What the task asks:
Quote all lines below exactly. Images stay out.
===== Exercise input =====
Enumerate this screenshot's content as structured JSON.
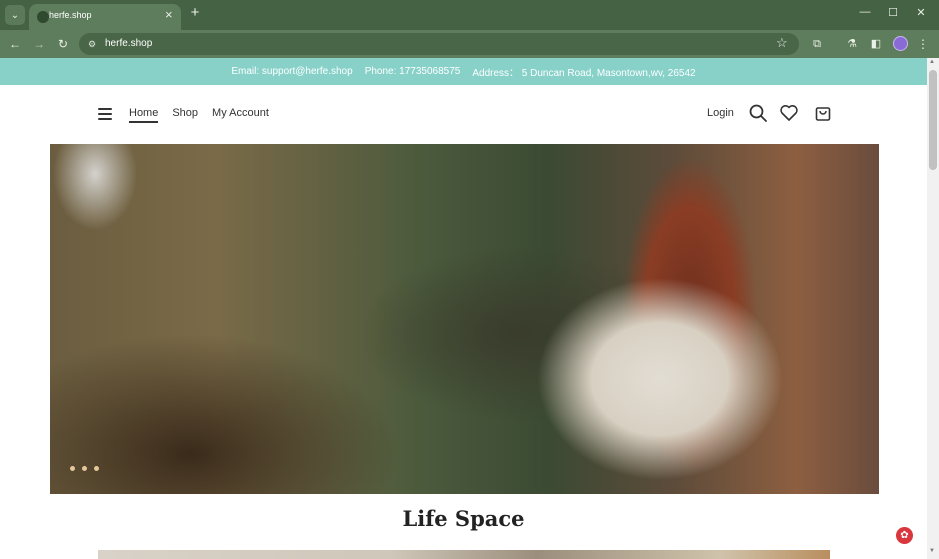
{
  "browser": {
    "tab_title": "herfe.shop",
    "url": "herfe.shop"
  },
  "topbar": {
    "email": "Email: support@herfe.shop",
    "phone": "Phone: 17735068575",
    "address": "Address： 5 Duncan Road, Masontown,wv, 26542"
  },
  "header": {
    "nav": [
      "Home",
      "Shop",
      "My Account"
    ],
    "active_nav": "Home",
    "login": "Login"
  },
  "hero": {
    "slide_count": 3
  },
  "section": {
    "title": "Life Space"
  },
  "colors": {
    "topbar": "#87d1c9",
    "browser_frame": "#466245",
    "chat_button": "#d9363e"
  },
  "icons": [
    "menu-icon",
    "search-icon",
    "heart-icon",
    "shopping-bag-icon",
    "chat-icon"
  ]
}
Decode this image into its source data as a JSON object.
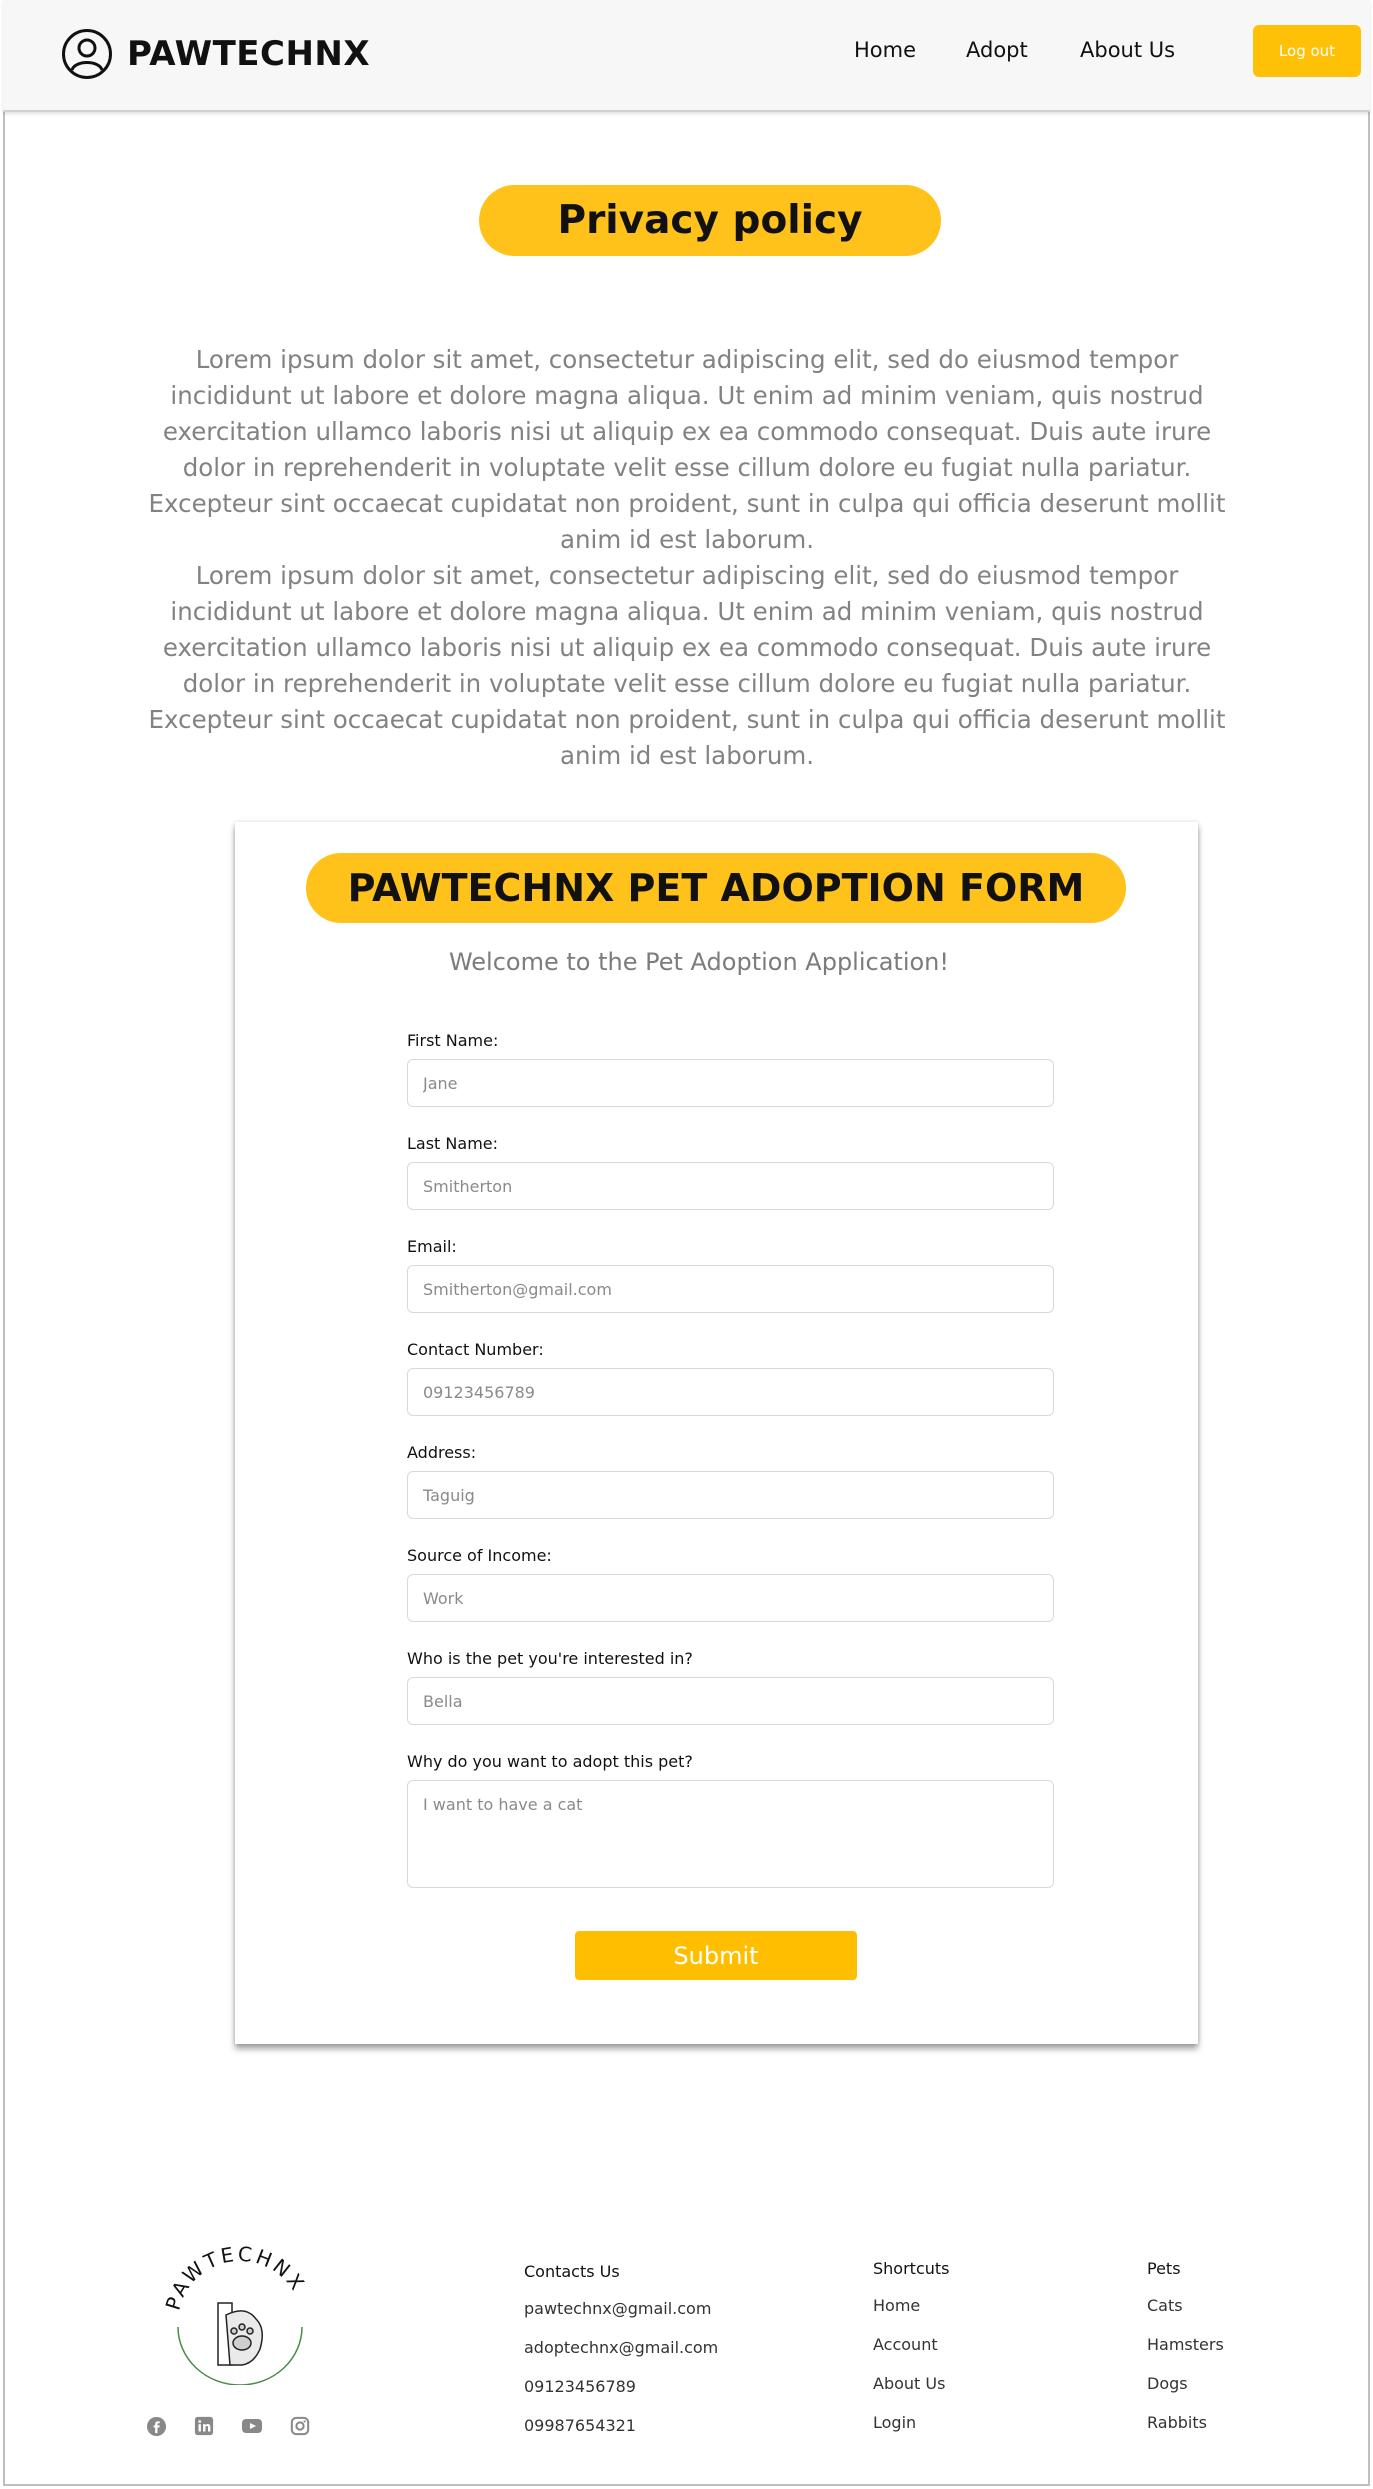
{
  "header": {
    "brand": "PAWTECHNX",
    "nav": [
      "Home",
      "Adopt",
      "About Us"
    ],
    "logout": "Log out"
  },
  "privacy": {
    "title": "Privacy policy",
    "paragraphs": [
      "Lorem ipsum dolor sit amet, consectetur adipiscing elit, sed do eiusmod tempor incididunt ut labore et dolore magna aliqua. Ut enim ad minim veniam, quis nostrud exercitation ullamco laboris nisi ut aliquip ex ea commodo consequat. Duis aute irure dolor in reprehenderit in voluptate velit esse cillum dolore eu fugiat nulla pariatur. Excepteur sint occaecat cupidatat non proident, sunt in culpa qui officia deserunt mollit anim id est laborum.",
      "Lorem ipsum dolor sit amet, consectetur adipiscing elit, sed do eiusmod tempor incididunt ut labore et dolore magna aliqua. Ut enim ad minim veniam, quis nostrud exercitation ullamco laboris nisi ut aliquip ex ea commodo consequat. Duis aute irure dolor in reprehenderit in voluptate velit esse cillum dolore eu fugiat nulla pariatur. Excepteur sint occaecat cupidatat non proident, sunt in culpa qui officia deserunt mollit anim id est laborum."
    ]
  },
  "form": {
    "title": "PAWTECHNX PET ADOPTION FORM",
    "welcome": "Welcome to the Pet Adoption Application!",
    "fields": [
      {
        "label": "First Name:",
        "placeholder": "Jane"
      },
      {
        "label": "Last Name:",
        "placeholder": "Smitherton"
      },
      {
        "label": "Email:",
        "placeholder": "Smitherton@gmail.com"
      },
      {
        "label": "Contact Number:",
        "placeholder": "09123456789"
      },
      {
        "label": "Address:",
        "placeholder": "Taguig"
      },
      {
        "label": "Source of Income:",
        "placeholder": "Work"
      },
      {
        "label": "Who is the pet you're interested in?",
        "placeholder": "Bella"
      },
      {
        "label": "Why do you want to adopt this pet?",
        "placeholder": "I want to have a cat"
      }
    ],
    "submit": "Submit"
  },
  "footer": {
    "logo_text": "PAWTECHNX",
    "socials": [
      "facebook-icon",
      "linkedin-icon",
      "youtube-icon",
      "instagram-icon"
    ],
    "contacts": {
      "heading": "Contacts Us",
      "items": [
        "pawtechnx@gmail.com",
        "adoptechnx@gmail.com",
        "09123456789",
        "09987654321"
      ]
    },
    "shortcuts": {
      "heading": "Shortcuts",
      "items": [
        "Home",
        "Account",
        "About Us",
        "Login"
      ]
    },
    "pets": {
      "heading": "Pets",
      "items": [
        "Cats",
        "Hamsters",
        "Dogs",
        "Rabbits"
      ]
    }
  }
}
=====
Answer to the task:
Enumerate this screenshot's content as structured JSON.
{
  "browser": {
    "tab_title": "herfe.shop",
    "url": "herfe.shop"
  },
  "topbar": {
    "email": "Email: support@herfe.shop",
    "phone": "Phone: 17735068575",
    "address": "Address： 5 Duncan Road, Masontown,wv, 26542"
  },
  "header": {
    "nav": [
      "Home",
      "Shop",
      "My Account"
    ],
    "active_nav": "Home",
    "login": "Login"
  },
  "hero": {
    "slide_count": 3
  },
  "section": {
    "title": "Life Space"
  },
  "colors": {
    "topbar": "#87d1c9",
    "browser_frame": "#466245",
    "chat_button": "#d9363e"
  },
  "icons": [
    "menu-icon",
    "search-icon",
    "heart-icon",
    "shopping-bag-icon",
    "chat-icon"
  ]
}
Decode this image into its source data as a JSON object.
{
  "header": {
    "brand": "PAWTECHNX",
    "nav": [
      "Home",
      "Adopt",
      "About Us"
    ],
    "logout": "Log out"
  },
  "privacy": {
    "title": "Privacy policy",
    "paragraphs": [
      "Lorem ipsum dolor sit amet, consectetur adipiscing elit, sed do eiusmod tempor incididunt ut labore et dolore magna aliqua. Ut enim ad minim veniam, quis nostrud exercitation ullamco laboris nisi ut aliquip ex ea commodo consequat. Duis aute irure dolor in reprehenderit in voluptate velit esse cillum dolore eu fugiat nulla pariatur. Excepteur sint occaecat cupidatat non proident, sunt in culpa qui officia deserunt mollit anim id est laborum.",
      "Lorem ipsum dolor sit amet, consectetur adipiscing elit, sed do eiusmod tempor incididunt ut labore et dolore magna aliqua. Ut enim ad minim veniam, quis nostrud exercitation ullamco laboris nisi ut aliquip ex ea commodo consequat. Duis aute irure dolor in reprehenderit in voluptate velit esse cillum dolore eu fugiat nulla pariatur. Excepteur sint occaecat cupidatat non proident, sunt in culpa qui officia deserunt mollit anim id est laborum."
    ]
  },
  "form": {
    "title": "PAWTECHNX PET ADOPTION FORM",
    "welcome": "Welcome to the Pet Adoption Application!",
    "fields": [
      {
        "label": "First Name:",
        "placeholder": "Jane"
      },
      {
        "label": "Last Name:",
        "placeholder": "Smitherton"
      },
      {
        "label": "Email:",
        "placeholder": "Smitherton@gmail.com"
      },
      {
        "label": "Contact Number:",
        "placeholder": "09123456789"
      },
      {
        "label": "Address:",
        "placeholder": "Taguig"
      },
      {
        "label": "Source of Income:",
        "placeholder": "Work"
      },
      {
        "label": "Who is the pet you're interested in?",
        "placeholder": "Bella"
      },
      {
        "label": "Why do you want to adopt this pet?",
        "placeholder": "I want to have a cat"
      }
    ],
    "submit": "Submit"
  },
  "footer": {
    "logo_text": "PAWTECHNX",
    "socials": [
      "facebook-icon",
      "linkedin-icon",
      "youtube-icon",
      "instagram-icon"
    ],
    "contacts": {
      "heading": "Contacts Us",
      "items": [
        "pawtechnx@gmail.com",
        "adoptechnx@gmail.com",
        "09123456789",
        "09987654321"
      ]
    },
    "shortcuts": {
      "heading": "Shortcuts",
      "items": [
        "Home",
        "Account",
        "About Us",
        "Login"
      ]
    },
    "pets": {
      "heading": "Pets",
      "items": [
        "Cats",
        "Hamsters",
        "Dogs",
        "Rabbits"
      ]
    }
  }
}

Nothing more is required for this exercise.